* REQUEST
Copy out, word for word, the rows from the start up to and including the line with "- colorbar-tick-label: −0.32: [812, 470, 861, 489]".

(Rows excerpted from a collection)

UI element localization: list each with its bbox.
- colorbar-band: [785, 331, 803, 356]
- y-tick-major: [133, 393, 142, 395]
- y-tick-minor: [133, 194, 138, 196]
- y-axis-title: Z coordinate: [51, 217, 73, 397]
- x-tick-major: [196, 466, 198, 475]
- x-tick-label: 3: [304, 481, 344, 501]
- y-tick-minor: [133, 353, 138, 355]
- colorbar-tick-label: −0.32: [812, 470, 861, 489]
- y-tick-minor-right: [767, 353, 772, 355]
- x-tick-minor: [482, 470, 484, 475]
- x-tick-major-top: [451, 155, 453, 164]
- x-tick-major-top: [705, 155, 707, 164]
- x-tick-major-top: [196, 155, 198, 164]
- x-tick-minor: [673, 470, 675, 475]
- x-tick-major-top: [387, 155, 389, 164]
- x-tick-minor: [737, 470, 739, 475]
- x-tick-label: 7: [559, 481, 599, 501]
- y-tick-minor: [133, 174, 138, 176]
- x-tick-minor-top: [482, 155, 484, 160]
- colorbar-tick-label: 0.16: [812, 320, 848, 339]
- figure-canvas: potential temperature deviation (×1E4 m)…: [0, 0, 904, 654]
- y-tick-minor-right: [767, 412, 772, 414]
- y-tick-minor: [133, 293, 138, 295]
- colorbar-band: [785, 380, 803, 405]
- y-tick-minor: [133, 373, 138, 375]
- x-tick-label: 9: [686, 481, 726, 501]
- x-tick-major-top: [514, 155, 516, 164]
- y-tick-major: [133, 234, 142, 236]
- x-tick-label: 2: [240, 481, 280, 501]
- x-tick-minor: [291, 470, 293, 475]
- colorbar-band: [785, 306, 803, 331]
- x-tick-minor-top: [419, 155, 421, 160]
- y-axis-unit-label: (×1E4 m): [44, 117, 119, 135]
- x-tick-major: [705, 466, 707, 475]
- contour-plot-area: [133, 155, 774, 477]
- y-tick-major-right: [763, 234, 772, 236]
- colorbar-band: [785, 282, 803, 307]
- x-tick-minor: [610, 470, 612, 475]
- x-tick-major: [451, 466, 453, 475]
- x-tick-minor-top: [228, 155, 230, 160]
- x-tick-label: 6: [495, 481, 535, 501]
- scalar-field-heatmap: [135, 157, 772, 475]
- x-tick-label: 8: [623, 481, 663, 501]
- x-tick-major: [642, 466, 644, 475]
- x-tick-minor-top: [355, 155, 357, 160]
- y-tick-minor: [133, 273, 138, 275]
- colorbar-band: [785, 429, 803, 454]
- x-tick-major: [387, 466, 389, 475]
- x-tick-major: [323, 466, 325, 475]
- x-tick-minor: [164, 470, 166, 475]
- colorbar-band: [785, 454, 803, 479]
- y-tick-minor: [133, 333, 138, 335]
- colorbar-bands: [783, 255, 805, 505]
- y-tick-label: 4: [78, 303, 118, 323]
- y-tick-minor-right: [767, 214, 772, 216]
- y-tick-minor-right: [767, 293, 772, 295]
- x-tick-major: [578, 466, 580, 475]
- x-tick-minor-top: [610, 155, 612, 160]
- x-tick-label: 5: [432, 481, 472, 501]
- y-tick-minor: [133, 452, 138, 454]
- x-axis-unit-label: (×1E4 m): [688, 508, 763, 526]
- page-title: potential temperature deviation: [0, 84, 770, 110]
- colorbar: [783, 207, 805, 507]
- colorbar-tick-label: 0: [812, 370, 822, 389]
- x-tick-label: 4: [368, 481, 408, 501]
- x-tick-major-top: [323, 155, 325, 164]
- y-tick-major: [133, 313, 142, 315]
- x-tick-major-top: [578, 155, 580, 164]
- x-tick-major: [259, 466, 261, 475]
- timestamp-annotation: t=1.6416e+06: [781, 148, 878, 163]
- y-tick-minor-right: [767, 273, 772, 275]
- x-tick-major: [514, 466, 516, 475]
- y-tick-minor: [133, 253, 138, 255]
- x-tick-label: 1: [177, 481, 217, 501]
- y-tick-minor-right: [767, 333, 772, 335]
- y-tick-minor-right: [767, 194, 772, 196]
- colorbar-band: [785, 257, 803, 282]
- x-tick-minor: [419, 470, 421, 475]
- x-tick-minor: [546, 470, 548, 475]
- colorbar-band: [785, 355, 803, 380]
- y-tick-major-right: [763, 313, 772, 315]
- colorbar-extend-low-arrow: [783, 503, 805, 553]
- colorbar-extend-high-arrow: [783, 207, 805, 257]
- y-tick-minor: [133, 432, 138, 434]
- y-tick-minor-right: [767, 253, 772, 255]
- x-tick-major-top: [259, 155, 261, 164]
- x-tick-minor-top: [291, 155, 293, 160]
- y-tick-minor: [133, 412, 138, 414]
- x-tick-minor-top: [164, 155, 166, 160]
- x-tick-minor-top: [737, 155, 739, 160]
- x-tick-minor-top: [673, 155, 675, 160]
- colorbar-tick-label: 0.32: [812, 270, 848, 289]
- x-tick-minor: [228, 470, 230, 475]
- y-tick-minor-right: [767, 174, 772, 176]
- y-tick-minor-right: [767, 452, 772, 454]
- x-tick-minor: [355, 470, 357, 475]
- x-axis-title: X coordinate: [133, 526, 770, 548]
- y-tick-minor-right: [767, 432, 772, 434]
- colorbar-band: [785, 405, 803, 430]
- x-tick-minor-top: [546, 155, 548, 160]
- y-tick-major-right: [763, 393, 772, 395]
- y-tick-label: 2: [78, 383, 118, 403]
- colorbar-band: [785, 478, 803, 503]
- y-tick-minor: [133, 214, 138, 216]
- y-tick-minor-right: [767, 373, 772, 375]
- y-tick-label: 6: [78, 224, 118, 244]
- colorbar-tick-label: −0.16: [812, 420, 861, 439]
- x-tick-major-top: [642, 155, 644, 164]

* RESPONSE BELOW
UI element localization: list each with its bbox.
- colorbar-band: [785, 331, 803, 356]
- y-tick-major: [133, 393, 142, 395]
- y-tick-minor: [133, 194, 138, 196]
- y-axis-title: Z coordinate: [51, 217, 73, 397]
- x-tick-major: [196, 466, 198, 475]
- x-tick-label: 3: [304, 481, 344, 501]
- y-tick-minor: [133, 353, 138, 355]
- colorbar-tick-label: −0.32: [812, 470, 861, 489]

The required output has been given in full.